Goal —
Figure out how many lines of the material below contain the word "JSON". Answer with the number only.

Data for processing —
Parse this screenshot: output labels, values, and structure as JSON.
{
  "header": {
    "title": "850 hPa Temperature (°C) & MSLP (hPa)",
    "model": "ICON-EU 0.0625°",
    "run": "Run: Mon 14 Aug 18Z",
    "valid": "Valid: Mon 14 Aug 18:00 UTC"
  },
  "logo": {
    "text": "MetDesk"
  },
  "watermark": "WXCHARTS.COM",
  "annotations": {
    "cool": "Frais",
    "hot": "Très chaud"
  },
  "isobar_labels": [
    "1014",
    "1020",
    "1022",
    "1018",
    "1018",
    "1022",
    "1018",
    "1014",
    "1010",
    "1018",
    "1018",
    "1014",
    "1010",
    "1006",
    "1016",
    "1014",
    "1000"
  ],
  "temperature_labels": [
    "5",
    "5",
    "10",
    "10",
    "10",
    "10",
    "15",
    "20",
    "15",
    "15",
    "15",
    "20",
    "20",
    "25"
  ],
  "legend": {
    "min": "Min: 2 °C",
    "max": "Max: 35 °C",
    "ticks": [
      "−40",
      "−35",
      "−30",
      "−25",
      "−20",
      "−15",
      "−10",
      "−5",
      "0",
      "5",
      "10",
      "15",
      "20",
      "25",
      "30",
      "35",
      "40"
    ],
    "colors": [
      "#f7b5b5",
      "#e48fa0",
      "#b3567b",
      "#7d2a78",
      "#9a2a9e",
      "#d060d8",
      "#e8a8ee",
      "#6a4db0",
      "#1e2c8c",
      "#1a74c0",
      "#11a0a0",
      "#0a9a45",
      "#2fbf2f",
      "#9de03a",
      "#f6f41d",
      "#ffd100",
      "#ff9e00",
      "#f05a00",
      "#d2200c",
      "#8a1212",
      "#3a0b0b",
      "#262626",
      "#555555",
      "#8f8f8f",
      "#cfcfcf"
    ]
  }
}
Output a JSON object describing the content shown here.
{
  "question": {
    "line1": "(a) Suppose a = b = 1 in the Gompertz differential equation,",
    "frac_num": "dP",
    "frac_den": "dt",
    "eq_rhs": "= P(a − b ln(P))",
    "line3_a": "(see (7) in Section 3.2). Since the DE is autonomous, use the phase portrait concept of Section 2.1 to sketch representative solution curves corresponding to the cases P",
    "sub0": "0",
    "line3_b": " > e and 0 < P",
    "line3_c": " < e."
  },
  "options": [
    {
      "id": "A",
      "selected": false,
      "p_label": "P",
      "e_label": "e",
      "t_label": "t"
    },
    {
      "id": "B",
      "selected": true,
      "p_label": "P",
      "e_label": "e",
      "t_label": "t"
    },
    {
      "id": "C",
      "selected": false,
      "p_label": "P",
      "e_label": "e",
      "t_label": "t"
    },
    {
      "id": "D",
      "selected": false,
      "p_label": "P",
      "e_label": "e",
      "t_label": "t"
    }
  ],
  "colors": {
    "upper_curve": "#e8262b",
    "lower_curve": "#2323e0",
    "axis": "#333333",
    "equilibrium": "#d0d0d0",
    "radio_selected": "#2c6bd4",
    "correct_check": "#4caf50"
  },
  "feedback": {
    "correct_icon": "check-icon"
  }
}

Worked solution —
2